## YOUR INSTRUCTIONS
Repeat the listing exactly as given, omitting every image.

## Extracted data entries
* begin *
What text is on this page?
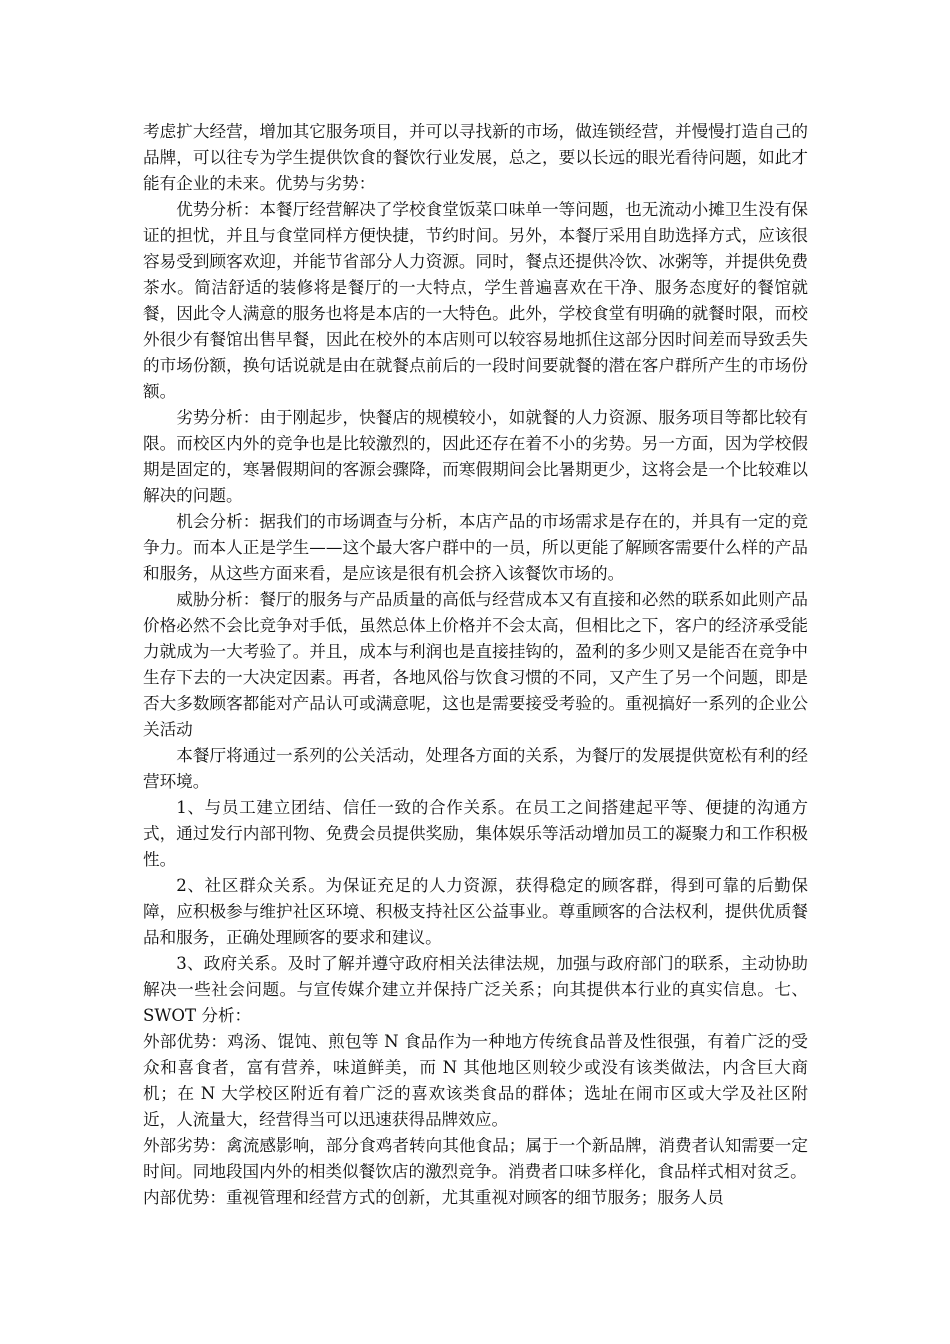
考虑扩大经营，增加其它服务项目，并可以寻找新的市场，做连锁经营，并慢慢打造自己的品牌，可以往专为学生提供饮食的餐饮行业发展，总之，要以长远的眼光看待问题，如此才能有企业的未来。优势与劣势：

优势分析：本餐厅经营解决了学校食堂饭菜口味单一等问题，也无流动小摊卫生没有保证的担忧，并且与食堂同样方便快捷，节约时间。另外，本餐厅采用自助选择方式，应该很容易受到顾客欢迎，并能节省部分人力资源。同时，餐点还提供冷饮、冰粥等，并提供免费茶水。简洁舒适的装修将是餐厅的一大特点，学生普遍喜欢在干净、服务态度好的餐馆就餐，因此令人满意的服务也将是本店的一大特色。此外，学校食堂有明确的就餐时限，而校外很少有餐馆出售早餐，因此在校外的本店则可以较容易地抓住这部分因时间差而导致丢失的市场份额，换句话说就是由在就餐点前后的一段时间要就餐的潜在客户群所产生的市场份额。

劣势分析：由于刚起步，快餐店的规模较小，如就餐的人力资源、服务项目等都比较有限。而校区内外的竞争也是比较激烈的，因此还存在着不小的劣势。另一方面，因为学校假期是固定的，寒暑假期间的客源会骤降，而寒假期间会比暑期更少，这将会是一个比较难以解决的问题。

机会分析：据我们的市场调查与分析，本店产品的市场需求是存在的，并具有一定的竞争力。而本人正是学生——这个最大客户群中的一员，所以更能了解顾客需要什么样的产品和服务，从这些方面来看，是应该是很有机会挤入该餐饮市场的。

威胁分析：餐厅的服务与产品质量的高低与经营成本又有直接和必然的联系如此则产品价格必然不会比竞争对手低，虽然总体上价格并不会太高，但相比之下，客户的经济承受能力就成为一大考验了。并且，成本与利润也是直接挂钩的，盈利的多少则又是能否在竞争中生存下去的一大决定因素。再者，各地风俗与饮食习惯的不同，又产生了另一个问题，即是否大多数顾客都能对产品认可或满意呢，这也是需要接受考验的。重视搞好一系列的企业公关活动

本餐厅将通过一系列的公关活动，处理各方面的关系，为餐厅的发展提供宽松有利的经营环境。

1、与员工建立团结、信任一致的合作关系。在员工之间搭建起平等、便捷的沟通方式，通过发行内部刊物、免费会员提供奖励，集体娱乐等活动增加员工的凝聚力和工作积极性。

2、社区群众关系。为保证充足的人力资源，获得稳定的顾客群，得到可靠的后勤保障，应积极参与维护社区环境、积极支持社区公益事业。尊重顾客的合法权利，提供优质餐品和服务，正确处理顾客的要求和建议。

3、政府关系。及时了解并遵守政府相关法律法规，加强与政府部门的联系，主动协助解决一些社会问题。与宣传媒介建立并保持广泛关系；向其提供本行业的真实信息。七、SWOT 分析：

外部优势：鸡汤、馄饨、煎包等 N 食品作为一种地方传统食品普及性很强，有着广泛的受众和喜食者，富有营养，味道鲜美，而 N 其他地区则较少或没有该类做法，内含巨大商机；在 N 大学校区附近有着广泛的喜欢该类食品的群体；选址在闹市区或大学及社区附近，人流量大，经营得当可以迅速获得品牌效应。

外部劣势：禽流感影响，部分食鸡者转向其他食品；属于一个新品牌，消费者认知需要一定时间。同地段国内外的相类似餐饮店的激烈竞争。消费者口味多样化，食品样式相对贫乏。

内部优势：重视管理和经营方式的创新，尤其重视对顾客的细节服务；服务人员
* end *
## TASK ANSWER
What text is on this page?
考虑扩大经营，增加其它服务项目，并可以寻找新的市场，做连锁经营，并慢慢打造自己的品牌，可以往专为学生提供饮食的餐饮行业发展，总之，要以长远的眼光看待问题，如此才能有企业的未来。优势与劣势：

优势分析：本餐厅经营解决了学校食堂饭菜口味单一等问题，也无流动小摊卫生没有保证的担忧，并且与食堂同样方便快捷，节约时间。另外，本餐厅采用自助选择方式，应该很容易受到顾客欢迎，并能节省部分人力资源。同时，餐点还提供冷饮、冰粥等，并提供免费茶水。简洁舒适的装修将是餐厅的一大特点，学生普遍喜欢在干净、服务态度好的餐馆就餐，因此令人满意的服务也将是本店的一大特色。此外，学校食堂有明确的就餐时限，而校外很少有餐馆出售早餐，因此在校外的本店则可以较容易地抓住这部分因时间差而导致丢失的市场份额，换句话说就是由在就餐点前后的一段时间要就餐的潜在客户群所产生的市场份额。

劣势分析：由于刚起步，快餐店的规模较小，如就餐的人力资源、服务项目等都比较有限。而校区内外的竞争也是比较激烈的，因此还存在着不小的劣势。另一方面，因为学校假期是固定的，寒暑假期间的客源会骤降，而寒假期间会比暑期更少，这将会是一个比较难以解决的问题。

机会分析：据我们的市场调查与分析，本店产品的市场需求是存在的，并具有一定的竞争力。而本人正是学生——这个最大客户群中的一员，所以更能了解顾客需要什么样的产品和服务，从这些方面来看，是应该是很有机会挤入该餐饮市场的。

威胁分析：餐厅的服务与产品质量的高低与经营成本又有直接和必然的联系如此则产品价格必然不会比竞争对手低，虽然总体上价格并不会太高，但相比之下，客户的经济承受能力就成为一大考验了。并且，成本与利润也是直接挂钩的，盈利的多少则又是能否在竞争中生存下去的一大决定因素。再者，各地风俗与饮食习惯的不同，又产生了另一个问题，即是否大多数顾客都能对产品认可或满意呢，这也是需要接受考验的。重视搞好一系列的企业公关活动

本餐厅将通过一系列的公关活动，处理各方面的关系，为餐厅的发展提供宽松有利的经营环境。

1、与员工建立团结、信任一致的合作关系。在员工之间搭建起平等、便捷的沟通方式，通过发行内部刊物、免费会员提供奖励，集体娱乐等活动增加员工的凝聚力和工作积极性。

2、社区群众关系。为保证充足的人力资源，获得稳定的顾客群，得到可靠的后勤保障，应积极参与维护社区环境、积极支持社区公益事业。尊重顾客的合法权利，提供优质餐品和服务，正确处理顾客的要求和建议。

3、政府关系。及时了解并遵守政府相关法律法规，加强与政府部门的联系，主动协助解决一些社会问题。与宣传媒介建立并保持广泛关系；向其提供本行业的真实信息。七、SWOT 分析：

外部优势：鸡汤、馄饨、煎包等 N 食品作为一种地方传统食品普及性很强，有着广泛的受众和喜食者，富有营养，味道鲜美，而 N 其他地区则较少或没有该类做法，内含巨大商机；在 N 大学校区附近有着广泛的喜欢该类食品的群体；选址在闹市区或大学及社区附近，人流量大，经营得当可以迅速获得品牌效应。

外部劣势：禽流感影响，部分食鸡者转向其他食品；属于一个新品牌，消费者认知需要一定时间。同地段国内外的相类似餐饮店的激烈竞争。消费者口味多样化，食品样式相对贫乏。

内部优势：重视管理和经营方式的创新，尤其重视对顾客的细节服务；服务人员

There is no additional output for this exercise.